→ Request
From the records, pick out and copy each line containing "civil".

○ ○ ○ ○

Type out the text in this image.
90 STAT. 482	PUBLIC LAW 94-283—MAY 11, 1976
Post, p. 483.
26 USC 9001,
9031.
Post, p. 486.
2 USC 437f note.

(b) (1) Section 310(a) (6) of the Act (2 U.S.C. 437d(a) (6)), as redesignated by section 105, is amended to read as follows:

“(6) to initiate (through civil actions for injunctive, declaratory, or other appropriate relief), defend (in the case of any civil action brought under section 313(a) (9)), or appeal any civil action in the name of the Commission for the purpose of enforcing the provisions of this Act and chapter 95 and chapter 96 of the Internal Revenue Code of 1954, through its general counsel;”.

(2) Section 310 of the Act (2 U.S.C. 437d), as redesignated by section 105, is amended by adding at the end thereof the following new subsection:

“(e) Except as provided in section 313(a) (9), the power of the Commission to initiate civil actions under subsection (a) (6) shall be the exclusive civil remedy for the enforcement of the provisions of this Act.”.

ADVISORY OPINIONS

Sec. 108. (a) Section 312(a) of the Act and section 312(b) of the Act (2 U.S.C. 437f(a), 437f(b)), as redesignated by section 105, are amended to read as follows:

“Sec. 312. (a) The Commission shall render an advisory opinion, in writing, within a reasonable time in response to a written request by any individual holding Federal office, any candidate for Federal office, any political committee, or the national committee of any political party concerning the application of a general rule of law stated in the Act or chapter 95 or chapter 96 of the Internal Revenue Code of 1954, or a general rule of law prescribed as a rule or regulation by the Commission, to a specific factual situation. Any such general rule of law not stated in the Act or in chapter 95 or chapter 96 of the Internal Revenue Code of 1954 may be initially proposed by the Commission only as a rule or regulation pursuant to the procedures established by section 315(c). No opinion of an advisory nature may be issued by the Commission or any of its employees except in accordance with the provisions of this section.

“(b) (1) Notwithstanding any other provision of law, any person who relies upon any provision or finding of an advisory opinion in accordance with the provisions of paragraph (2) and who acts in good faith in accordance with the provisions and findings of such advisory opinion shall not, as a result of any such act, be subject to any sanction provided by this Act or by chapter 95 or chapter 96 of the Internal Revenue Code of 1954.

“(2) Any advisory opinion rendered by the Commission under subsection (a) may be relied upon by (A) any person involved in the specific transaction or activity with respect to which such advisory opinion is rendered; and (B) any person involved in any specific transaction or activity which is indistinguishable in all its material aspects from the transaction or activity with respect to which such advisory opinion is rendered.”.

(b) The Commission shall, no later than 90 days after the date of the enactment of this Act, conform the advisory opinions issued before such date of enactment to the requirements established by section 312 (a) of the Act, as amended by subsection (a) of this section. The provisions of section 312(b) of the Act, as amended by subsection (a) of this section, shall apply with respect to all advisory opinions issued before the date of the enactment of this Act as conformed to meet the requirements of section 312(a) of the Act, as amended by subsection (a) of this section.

○ ○ ○ ○

→ Output
“(6) to initiate (through civil actions for injunctive, declaratory, or other appropriate relief), defend (in the case of any civil action brought under section 313(a) (9)), or appeal any civil action in the name of the Commission for the purpose of enforcing the provisions of this Act and chapter 95 and chapter 96 of the Internal Revenue Code of 1954, through its general counsel;”.
“(e) Except as provided in section 313(a) (9), the power of the Commission to initiate civil actions under subsection (a) (6) shall be the exclusive civil remedy for the enforcement of the provisions of this Act.”.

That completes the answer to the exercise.